» Written problem
Work out the number of lines in the listing that include the string "пунктом". Reply with that number alone.

» Dataset records
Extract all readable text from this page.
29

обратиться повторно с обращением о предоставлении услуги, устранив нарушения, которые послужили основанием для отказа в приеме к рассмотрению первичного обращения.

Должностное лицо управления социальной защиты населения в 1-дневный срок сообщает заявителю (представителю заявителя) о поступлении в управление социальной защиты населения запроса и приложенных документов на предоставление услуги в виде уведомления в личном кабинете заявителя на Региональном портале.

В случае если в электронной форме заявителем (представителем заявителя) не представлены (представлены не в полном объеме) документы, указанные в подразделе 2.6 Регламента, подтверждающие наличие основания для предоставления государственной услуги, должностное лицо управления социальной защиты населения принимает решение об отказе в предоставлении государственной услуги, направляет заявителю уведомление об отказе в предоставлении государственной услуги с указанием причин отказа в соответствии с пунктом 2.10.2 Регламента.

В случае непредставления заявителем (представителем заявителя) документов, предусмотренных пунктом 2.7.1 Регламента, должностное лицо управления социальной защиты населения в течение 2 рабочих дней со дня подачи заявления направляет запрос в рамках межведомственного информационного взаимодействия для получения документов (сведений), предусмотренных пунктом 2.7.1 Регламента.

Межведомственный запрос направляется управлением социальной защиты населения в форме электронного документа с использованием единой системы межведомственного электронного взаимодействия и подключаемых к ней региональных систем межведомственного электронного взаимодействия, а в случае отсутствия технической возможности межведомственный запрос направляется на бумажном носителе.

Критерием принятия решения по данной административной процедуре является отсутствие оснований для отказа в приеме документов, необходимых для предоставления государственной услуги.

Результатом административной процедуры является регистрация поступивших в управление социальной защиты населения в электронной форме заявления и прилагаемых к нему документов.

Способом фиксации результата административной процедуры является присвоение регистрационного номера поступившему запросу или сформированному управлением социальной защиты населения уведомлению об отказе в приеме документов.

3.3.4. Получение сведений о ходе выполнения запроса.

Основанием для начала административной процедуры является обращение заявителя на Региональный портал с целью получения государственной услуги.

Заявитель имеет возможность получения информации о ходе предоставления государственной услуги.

» Output of the task
2